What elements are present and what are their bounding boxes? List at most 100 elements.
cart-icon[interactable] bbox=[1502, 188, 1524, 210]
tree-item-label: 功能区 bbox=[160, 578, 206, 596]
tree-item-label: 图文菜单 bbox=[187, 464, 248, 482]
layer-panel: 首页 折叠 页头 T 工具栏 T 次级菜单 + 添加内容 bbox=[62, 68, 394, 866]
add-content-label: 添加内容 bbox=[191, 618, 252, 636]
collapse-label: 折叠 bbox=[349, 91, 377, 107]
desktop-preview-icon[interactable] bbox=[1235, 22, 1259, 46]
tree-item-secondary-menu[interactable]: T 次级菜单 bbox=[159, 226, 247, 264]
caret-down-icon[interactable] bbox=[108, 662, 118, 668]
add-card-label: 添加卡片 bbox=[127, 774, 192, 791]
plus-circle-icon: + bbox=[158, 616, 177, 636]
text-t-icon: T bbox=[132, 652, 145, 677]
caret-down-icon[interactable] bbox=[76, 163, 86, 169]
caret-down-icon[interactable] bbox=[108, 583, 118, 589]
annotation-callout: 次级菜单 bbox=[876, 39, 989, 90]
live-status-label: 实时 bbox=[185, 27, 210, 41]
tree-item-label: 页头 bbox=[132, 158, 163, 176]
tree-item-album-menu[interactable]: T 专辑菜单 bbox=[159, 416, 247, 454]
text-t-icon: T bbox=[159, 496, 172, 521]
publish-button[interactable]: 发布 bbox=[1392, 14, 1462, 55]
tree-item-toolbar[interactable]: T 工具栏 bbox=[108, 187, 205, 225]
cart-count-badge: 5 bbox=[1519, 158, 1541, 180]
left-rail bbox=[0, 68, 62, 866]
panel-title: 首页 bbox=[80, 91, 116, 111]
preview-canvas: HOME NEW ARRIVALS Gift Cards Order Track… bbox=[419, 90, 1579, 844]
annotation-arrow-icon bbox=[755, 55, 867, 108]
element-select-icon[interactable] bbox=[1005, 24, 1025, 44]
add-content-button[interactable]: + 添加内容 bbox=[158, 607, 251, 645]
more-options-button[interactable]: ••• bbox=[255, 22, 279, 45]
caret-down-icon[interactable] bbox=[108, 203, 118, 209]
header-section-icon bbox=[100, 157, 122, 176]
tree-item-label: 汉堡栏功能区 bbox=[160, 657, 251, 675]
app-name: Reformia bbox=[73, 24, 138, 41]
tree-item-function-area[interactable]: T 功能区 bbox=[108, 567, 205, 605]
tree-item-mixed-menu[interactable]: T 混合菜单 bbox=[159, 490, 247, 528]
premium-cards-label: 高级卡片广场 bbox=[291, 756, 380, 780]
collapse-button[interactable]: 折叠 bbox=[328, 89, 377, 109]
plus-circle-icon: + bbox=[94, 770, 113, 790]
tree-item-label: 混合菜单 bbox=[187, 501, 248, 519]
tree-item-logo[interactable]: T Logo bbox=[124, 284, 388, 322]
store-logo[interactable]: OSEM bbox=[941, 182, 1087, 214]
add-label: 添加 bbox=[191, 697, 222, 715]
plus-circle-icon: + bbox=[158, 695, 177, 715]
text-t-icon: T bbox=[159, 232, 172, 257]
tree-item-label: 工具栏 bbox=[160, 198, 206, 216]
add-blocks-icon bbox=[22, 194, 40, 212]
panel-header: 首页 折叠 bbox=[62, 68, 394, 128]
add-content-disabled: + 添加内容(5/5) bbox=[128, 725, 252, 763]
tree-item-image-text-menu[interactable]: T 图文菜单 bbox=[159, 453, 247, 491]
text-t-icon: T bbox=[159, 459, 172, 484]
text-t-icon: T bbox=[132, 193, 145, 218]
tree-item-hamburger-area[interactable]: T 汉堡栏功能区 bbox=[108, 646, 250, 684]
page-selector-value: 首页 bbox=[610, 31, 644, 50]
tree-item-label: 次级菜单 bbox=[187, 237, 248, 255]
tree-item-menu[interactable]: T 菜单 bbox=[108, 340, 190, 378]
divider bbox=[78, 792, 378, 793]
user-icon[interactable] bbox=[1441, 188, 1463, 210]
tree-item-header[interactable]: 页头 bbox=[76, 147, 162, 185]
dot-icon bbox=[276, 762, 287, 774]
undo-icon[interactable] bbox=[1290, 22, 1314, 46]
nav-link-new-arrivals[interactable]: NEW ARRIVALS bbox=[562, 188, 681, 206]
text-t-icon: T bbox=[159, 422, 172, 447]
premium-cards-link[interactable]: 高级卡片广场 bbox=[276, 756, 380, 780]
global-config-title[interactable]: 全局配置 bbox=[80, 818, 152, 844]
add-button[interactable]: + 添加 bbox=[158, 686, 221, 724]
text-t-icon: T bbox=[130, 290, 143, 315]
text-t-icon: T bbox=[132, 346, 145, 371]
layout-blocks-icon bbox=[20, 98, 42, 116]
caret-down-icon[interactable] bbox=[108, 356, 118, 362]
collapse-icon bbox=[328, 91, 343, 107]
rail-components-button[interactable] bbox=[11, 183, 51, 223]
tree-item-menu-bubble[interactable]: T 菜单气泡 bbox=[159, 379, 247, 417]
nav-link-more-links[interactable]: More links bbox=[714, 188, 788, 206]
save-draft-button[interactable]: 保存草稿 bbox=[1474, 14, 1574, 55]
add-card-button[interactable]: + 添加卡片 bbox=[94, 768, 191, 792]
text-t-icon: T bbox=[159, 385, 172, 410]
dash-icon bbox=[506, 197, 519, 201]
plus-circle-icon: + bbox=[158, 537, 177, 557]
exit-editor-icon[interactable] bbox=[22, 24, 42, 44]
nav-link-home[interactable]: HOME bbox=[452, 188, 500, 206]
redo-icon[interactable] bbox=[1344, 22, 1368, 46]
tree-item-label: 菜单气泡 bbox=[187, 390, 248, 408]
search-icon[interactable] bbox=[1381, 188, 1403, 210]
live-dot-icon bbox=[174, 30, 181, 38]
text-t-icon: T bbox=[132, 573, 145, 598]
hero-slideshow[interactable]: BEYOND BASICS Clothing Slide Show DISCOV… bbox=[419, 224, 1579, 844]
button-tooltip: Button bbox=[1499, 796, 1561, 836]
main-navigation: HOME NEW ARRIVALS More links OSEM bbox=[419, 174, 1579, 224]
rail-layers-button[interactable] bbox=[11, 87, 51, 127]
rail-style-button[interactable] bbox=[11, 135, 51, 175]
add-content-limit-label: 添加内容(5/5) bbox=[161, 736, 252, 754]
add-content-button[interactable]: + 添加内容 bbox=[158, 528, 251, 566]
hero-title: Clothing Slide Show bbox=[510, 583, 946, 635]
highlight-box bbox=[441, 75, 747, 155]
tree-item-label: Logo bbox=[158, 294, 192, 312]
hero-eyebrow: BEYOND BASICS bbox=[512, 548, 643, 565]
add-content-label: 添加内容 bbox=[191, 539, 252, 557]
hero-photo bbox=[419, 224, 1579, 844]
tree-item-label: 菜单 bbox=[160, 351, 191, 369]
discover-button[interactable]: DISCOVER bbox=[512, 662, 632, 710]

==*==

◆ WHAT IS ASKED: Lay out the material from its first line through the line containing "desktop-preview-icon[interactable] bbox=[1235, 22, 1259, 46]", both included, as a Markdown table with the columns Row and Entry, where Row holds a running number, Entry holds each line, and blank lines are omitted.

◆ THE REPLY:
| Row | Entry |
|---|---|
| 1 | What elements are present and what are their bounding boxes? List at most 100 elements. |
| 2 | cart-icon[interactable] bbox=[1502, 188, 1524, 210] |
| 3 | tree-item-label: 功能区 bbox=[160, 578, 206, 596] |
| 4 | tree-item-label: 图文菜单 bbox=[187, 464, 248, 482] |
| 5 | layer-panel: 首页 折叠 页头 T 工具栏 T 次级菜单 + 添加内容 bbox=[62, 68, 394, 866] |
| 6 | add-content-label: 添加内容 bbox=[191, 618, 252, 636] |
| 7 | collapse-label: 折叠 bbox=[349, 91, 377, 107] |
| 8 | desktop-preview-icon[interactable] bbox=[1235, 22, 1259, 46] |